→ **CONSIGNE 1**:
Recopiez le passage de l'article sur la croissance chinoise depuis « par Hervé Lievore, stratégiste » jusqu'à « consommateur américain défaillant. » inclus.
→ **CONSIGNE 2**:
Répondez à ces questions d'après l'article sur la croissance chinoise :
(a) À combien la croissance du PIB chinois est-elle ressortie au 2T ?
(b) Jusqu'à quel taux la croissance en volume a-t-elle ralenti en 1999 ?
(c) En quelle année la croissance chinoise a-t-elle culminé à 13 % ?
→ **CONSIGNE 3**:
Indiquez si chaque affirmation concorde avec l'article sur la croissance chinoise, en répondant par oui ou non et en citant les mots décisifs :
(a) La Chine a touché son point bas au premier trimestre.
(b) L'auteur estime que la Chine peut retrouver une croissance à deux chiffres.
(c) De 1992 à 1994, la croissance en volume est restée sous les 10 %.

→ **EXTRAIT DU TEXTE**:
# # # # #
La Chine peut-elle retrouver une croissance à deux chiffres ?

par Hervé Lievore, stratégiste chez Axa IM

Comme l’avait laissé entendre le Bureau National de Statistiques à la mi-juin, c’est sans surprise que la croissance du PIB chinois est ressortie au 2T à 7,9% (A). La Chine a sans conteste touché son point bas au 1T avec une croissance de 6,1% (A) avant de repartir. Cette résistance spectaculaire, assise sur des dépenses publiques considérables et la poursuite du processus de rattrapage économique, a aussi fini par relancer le débat sur le découplage et la possibilité, pour la Chine, d’offrir une alternative au consommateur américain défaillant.

Nous passons en revue les moteurs de l’économie chinoise au cours des dix dernières années afin de déterminer si le pays peut retrouver les taux de croissance à deux chiffres observés avant la crise. Nous croyons que la réponse est négative. De plus l’horizon est obscurcit par les limites de la création monétaire.

Une économie fortement dépendante de l’investissement et du commerce extérieur

Jusqu'à la fin des années 90, la Chine semblait suivre une trajectoire de croissance typique des pays en développement, à savoir un décollage avec de hauts niveaux de croissance suivi par un ralentissement progressif. De 1992 à 1994, la croissance en volume a constamment dépassé les 13% puis a ralenti jusqu'à 7,6% en 1999 avant de se stabiliser à 8,3% en 2000 et 2001. A la fin de cette année, la République Populaire a rejoint l’OMC et, de 2002 à 2007, la Chine a connu un regain de croissance culminant à 13% en 2007.
# # # # #
→ **DONNÉES RECUEILLIES**:
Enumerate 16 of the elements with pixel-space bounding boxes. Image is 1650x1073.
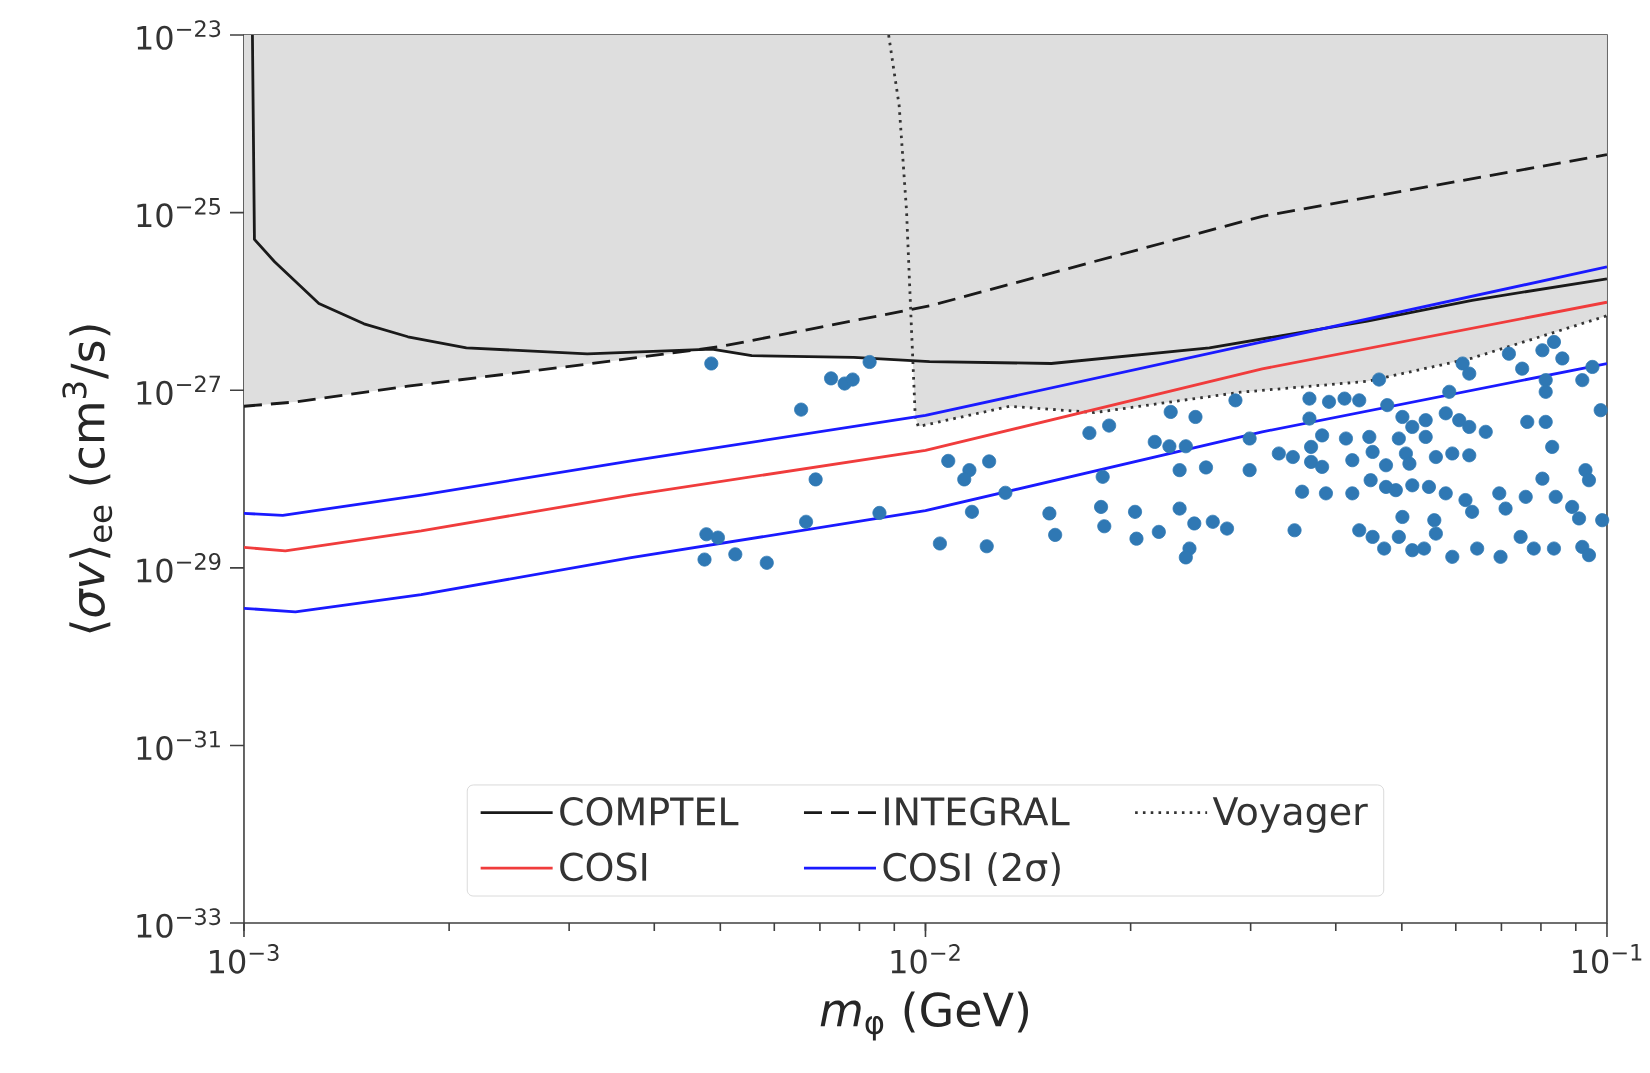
# # # # #
→ **RÉSULTAT 1**:
par Hervé Lievore, stratégiste chez Axa IM

Comme l’avait laissé entendre le Bureau National de Statistiques à la mi-juin, c’est sans surprise que la croissance du PIB chinois est ressortie au 2T à 7,9% (A). La Chine a sans conteste touché son point bas au 1T avec une croissance de 6,1% (A) avant de repartir. Cette résistance spectaculaire, assise sur des dépenses publiques considérables et la poursuite du processus de rattrapage économique, a aussi fini par relancer le débat sur le découplage et la possibilité, pour la Chine, d’offrir une alternative au consommateur américain défaillant.

→ **RÉSULTAT 2**:
(a) 7,9 % (A)
(b) 7,6 %
(c) En 2007

→ **RÉSULTAT 3**:
(a) Oui : « La Chine a sans conteste touché son point bas au 1T »
(b) Non : « Nous croyons que la réponse est négative. »
(c) Non : « De 1992 à 1994, la croissance en volume a constamment dépassé les 13% »